WHAT YOU HAVE TO DO >> Whenever a line contains the string "精心谋划", copy it out of the entries.

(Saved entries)
** START **
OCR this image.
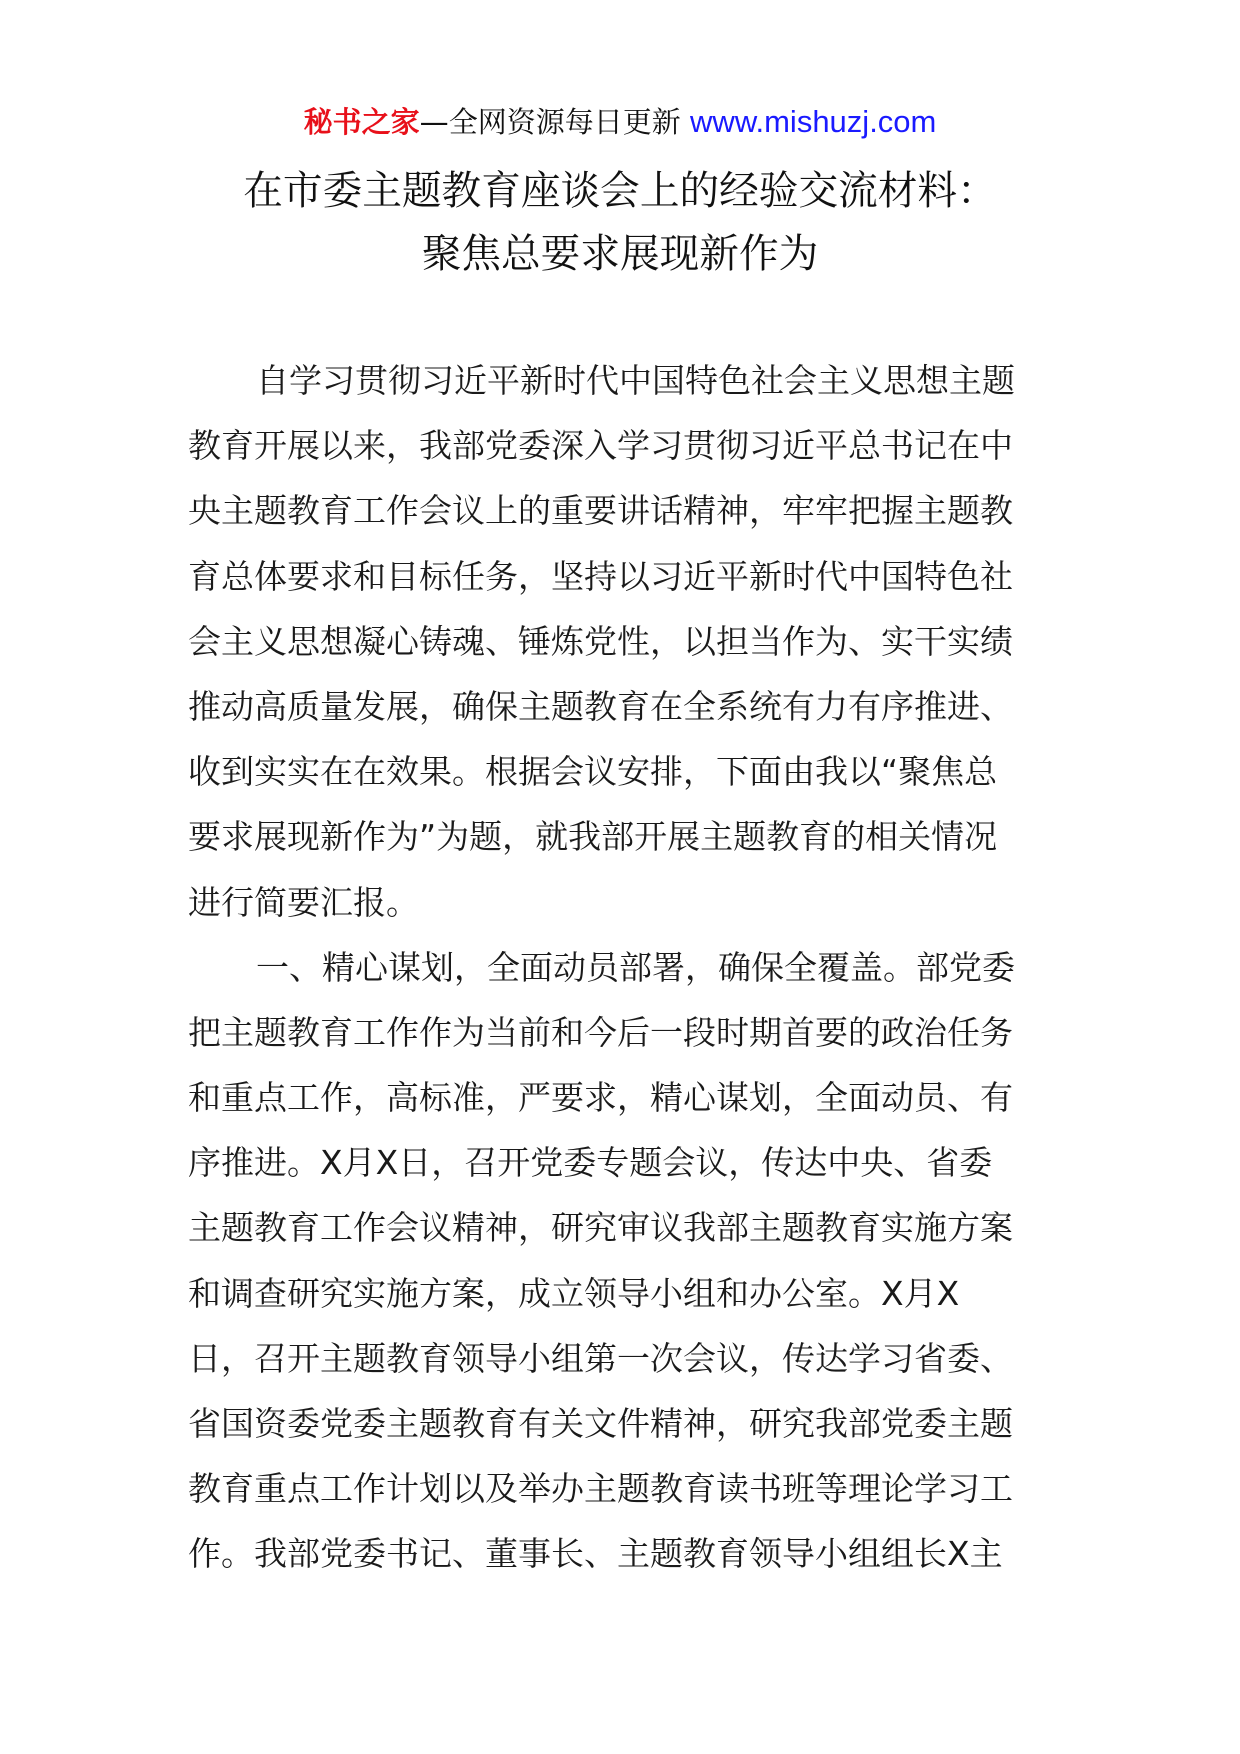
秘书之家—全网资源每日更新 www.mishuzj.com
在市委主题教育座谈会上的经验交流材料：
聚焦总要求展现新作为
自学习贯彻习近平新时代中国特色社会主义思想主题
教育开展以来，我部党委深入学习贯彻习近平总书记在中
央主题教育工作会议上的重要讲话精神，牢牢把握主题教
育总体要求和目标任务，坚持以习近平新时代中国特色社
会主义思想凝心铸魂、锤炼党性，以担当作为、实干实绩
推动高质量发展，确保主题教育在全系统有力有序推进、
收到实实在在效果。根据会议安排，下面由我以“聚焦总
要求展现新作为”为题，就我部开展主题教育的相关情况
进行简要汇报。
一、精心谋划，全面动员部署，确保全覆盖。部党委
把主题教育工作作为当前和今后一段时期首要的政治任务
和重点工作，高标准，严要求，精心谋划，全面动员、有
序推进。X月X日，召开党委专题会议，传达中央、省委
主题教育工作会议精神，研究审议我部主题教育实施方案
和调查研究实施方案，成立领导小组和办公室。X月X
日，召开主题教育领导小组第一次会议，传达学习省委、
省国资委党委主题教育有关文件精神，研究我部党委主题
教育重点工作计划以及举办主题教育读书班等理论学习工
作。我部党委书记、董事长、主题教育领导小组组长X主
** END **
RESPONSE FOR THIS EXERCISE >>
一、精心谋划，全面动员部署，确保全覆盖。部党委
和重点工作，高标准，严要求，精心谋划，全面动员、有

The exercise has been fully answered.